▶ **Brief**: Determine how many lines contain the string "Week", then reply with that figure only.

══════════

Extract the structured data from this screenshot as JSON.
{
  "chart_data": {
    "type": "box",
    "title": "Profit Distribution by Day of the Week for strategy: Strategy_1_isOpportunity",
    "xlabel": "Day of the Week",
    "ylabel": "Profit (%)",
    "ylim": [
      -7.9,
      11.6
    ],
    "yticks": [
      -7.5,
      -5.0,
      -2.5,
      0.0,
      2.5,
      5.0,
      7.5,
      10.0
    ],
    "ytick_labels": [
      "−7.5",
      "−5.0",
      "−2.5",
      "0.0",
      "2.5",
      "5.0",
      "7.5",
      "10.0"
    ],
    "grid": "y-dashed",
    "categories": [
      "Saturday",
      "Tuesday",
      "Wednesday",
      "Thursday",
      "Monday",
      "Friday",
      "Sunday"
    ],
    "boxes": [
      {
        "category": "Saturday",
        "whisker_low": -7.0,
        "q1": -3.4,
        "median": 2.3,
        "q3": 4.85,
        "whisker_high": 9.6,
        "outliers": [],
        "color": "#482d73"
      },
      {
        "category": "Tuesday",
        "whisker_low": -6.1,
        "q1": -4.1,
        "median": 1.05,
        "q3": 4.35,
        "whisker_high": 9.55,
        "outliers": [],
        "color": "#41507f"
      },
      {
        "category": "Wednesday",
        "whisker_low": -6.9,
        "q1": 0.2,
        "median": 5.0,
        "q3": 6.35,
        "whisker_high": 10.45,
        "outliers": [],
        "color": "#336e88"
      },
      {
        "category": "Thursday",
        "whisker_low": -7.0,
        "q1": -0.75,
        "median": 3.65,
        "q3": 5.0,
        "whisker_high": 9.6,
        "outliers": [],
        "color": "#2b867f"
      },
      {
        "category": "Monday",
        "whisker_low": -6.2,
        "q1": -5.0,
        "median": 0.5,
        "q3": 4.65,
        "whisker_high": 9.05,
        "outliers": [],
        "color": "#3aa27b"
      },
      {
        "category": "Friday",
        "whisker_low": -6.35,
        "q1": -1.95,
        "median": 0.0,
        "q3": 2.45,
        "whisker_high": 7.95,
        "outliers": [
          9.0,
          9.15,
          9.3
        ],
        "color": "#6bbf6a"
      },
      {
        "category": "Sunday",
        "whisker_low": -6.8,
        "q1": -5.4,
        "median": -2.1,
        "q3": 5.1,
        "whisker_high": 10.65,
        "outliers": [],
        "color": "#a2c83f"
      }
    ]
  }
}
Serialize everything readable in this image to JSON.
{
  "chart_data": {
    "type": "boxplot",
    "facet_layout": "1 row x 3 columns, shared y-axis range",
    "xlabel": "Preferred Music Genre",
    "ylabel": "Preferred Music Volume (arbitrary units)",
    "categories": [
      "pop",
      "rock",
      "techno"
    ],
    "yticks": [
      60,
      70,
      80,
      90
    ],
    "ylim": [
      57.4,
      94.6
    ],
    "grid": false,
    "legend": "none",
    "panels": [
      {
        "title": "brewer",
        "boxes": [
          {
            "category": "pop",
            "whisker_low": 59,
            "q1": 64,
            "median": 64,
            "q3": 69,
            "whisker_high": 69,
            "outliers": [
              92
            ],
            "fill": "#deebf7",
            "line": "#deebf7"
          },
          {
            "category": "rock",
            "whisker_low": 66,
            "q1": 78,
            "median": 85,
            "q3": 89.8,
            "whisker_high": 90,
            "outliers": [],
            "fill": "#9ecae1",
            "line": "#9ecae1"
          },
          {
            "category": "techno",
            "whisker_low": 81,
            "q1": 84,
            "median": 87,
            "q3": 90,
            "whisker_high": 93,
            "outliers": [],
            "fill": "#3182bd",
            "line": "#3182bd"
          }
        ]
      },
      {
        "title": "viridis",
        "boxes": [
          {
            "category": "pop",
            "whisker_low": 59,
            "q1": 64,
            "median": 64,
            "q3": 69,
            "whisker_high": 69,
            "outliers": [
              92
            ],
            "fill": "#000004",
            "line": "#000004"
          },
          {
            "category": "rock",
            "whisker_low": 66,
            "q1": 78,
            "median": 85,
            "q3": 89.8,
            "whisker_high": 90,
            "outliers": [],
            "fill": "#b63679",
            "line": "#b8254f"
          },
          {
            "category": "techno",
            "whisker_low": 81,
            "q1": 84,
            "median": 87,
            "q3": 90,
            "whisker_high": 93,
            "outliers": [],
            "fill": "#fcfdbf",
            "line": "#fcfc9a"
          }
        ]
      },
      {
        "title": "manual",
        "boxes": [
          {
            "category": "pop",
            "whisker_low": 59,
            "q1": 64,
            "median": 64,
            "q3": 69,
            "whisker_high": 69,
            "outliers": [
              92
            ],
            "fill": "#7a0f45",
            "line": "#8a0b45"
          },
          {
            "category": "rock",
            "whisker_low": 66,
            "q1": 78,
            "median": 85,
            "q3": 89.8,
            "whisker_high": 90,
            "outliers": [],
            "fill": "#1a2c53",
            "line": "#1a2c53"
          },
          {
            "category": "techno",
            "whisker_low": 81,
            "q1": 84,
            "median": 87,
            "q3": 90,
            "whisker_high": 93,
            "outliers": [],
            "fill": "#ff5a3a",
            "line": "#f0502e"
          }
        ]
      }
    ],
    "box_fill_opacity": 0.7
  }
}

══════════

▶ **Final answer**: 2